Update the listing by changing every "time-tick-label" to "x-axis-label" and leaving everything else unchanged.

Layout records
^^^^^^^^^^^^^^^^

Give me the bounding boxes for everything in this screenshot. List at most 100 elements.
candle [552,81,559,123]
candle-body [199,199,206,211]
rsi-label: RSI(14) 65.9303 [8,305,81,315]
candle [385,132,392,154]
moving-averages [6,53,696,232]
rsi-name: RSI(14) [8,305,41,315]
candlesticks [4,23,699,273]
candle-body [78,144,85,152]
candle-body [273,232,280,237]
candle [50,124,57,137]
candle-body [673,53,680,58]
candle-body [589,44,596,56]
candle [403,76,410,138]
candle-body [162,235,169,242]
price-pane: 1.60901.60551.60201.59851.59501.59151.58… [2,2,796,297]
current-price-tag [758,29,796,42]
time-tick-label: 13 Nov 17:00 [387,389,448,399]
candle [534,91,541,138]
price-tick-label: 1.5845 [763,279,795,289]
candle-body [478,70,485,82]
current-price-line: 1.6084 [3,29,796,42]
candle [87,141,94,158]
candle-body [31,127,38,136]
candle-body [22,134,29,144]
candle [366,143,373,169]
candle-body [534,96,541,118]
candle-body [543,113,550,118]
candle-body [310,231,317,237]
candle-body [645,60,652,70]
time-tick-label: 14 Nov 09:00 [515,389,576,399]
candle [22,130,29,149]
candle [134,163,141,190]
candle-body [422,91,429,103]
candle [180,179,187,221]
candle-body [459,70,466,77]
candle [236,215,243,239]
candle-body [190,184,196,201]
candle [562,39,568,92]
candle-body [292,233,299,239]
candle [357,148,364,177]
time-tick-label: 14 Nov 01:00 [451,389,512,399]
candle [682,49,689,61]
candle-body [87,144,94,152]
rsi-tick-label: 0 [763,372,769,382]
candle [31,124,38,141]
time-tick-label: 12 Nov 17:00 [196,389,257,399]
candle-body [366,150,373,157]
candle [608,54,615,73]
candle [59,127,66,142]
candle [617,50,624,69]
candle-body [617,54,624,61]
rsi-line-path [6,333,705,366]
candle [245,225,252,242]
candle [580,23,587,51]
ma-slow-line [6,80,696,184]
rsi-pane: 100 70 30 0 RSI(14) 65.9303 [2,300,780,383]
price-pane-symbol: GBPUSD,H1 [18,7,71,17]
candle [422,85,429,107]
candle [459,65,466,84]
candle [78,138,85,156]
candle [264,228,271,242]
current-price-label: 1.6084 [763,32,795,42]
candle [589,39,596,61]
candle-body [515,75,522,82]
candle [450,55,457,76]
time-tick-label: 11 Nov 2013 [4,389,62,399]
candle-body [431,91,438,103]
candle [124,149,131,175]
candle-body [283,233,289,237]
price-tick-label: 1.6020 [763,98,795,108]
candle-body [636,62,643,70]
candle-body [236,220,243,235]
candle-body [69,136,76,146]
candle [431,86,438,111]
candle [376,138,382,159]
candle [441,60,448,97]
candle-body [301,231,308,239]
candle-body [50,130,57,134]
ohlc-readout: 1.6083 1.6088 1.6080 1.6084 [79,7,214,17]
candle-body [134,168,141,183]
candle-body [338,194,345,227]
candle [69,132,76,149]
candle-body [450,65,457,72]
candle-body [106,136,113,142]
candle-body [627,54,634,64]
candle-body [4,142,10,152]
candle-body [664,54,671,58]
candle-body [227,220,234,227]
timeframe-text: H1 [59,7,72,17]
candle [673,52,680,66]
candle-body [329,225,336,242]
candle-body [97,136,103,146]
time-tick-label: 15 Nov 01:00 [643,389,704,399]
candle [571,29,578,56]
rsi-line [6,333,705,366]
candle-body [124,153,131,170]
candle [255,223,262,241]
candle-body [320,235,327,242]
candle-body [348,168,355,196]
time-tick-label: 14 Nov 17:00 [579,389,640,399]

^^^^^^^^^^^^^^^^

### [EXERCISE RESULT]
Give me the bounding boxes for everything in this screenshot. List at most 100 elements.
candle [552,81,559,123]
candle-body [199,199,206,211]
rsi-label: RSI(14) 65.9303 [8,305,81,315]
candle [385,132,392,154]
moving-averages [6,53,696,232]
rsi-name: RSI(14) [8,305,41,315]
candlesticks [4,23,699,273]
candle-body [78,144,85,152]
candle-body [273,232,280,237]
candle [50,124,57,137]
candle-body [673,53,680,58]
candle-body [589,44,596,56]
candle [403,76,410,138]
candle-body [162,235,169,242]
price-pane: 1.60901.60551.60201.59851.59501.59151.58… [2,2,796,297]
current-price-tag [758,29,796,42]
x-axis-label: 13 Nov 17:00 [387,389,448,399]
candle [534,91,541,138]
price-tick-label: 1.5845 [763,279,795,289]
candle-body [478,70,485,82]
current-price-line: 1.6084 [3,29,796,42]
candle [87,141,94,158]
candle-body [31,127,38,136]
candle-body [22,134,29,144]
candle [366,143,373,169]
candle-body [534,96,541,118]
candle-body [543,113,550,118]
candle-body [310,231,317,237]
candle-body [645,60,652,70]
x-axis-label: 14 Nov 09:00 [515,389,576,399]
candle [22,130,29,149]
candle [134,163,141,190]
candle-body [422,91,429,103]
candle [180,179,187,221]
candle-body [459,70,466,77]
candle [236,215,243,239]
candle-body [190,184,196,201]
candle [562,39,568,92]
candle-body [292,233,299,239]
candle [357,148,364,177]
x-axis-label: 14 Nov 01:00 [451,389,512,399]
candle [682,49,689,61]
candle-body [87,144,94,152]
rsi-tick-label: 0 [763,372,769,382]
candle [31,124,38,141]
x-axis-label: 12 Nov 17:00 [196,389,257,399]
candle-body [366,150,373,157]
candle [608,54,615,73]
candle [59,127,66,142]
candle [617,50,624,69]
candle-body [617,54,624,61]
rsi-line-path [6,333,705,366]
candle [245,225,252,242]
candle [580,23,587,51]
ma-slow-line [6,80,696,184]
rsi-pane: 100 70 30 0 RSI(14) 65.9303 [2,300,780,383]
price-pane-symbol: GBPUSD,H1 [18,7,71,17]
candle [422,85,429,107]
candle [459,65,466,84]
candle [78,138,85,156]
candle [264,228,271,242]
current-price-label: 1.6084 [763,32,795,42]
candle [589,39,596,61]
candle-body [515,75,522,82]
candle [450,55,457,76]
x-axis-label: 11 Nov 2013 [4,389,62,399]
candle-body [431,91,438,103]
candle [124,149,131,175]
candle-body [283,233,289,237]
price-tick-label: 1.6020 [763,98,795,108]
candle-body [636,62,643,70]
candle-body [236,220,243,235]
candle-body [69,136,76,146]
candle [431,86,438,111]
candle [376,138,382,159]
candle [441,60,448,97]
candle-body [301,231,308,239]
candle-body [50,130,57,134]
ohlc-readout: 1.6083 1.6088 1.6080 1.6084 [79,7,214,17]
candle-body [134,168,141,183]
candle-body [338,194,345,227]
candle [69,132,76,149]
candle-body [450,65,457,72]
candle-body [106,136,113,142]
candle-body [627,54,634,64]
candle-body [4,142,10,152]
candle-body [664,54,671,58]
candle-body [227,220,234,227]
timeframe-text: H1 [59,7,72,17]
candle [673,52,680,66]
candle-body [329,225,336,242]
candle-body [97,136,103,146]
x-axis-label: 15 Nov 01:00 [643,389,704,399]
candle [571,29,578,56]
rsi-line [6,333,705,366]
candle-body [124,153,131,170]
candle [255,223,262,241]
candle-body [320,235,327,242]
candle-body [348,168,355,196]
x-axis-label: 14 Nov 17:00 [579,389,640,399]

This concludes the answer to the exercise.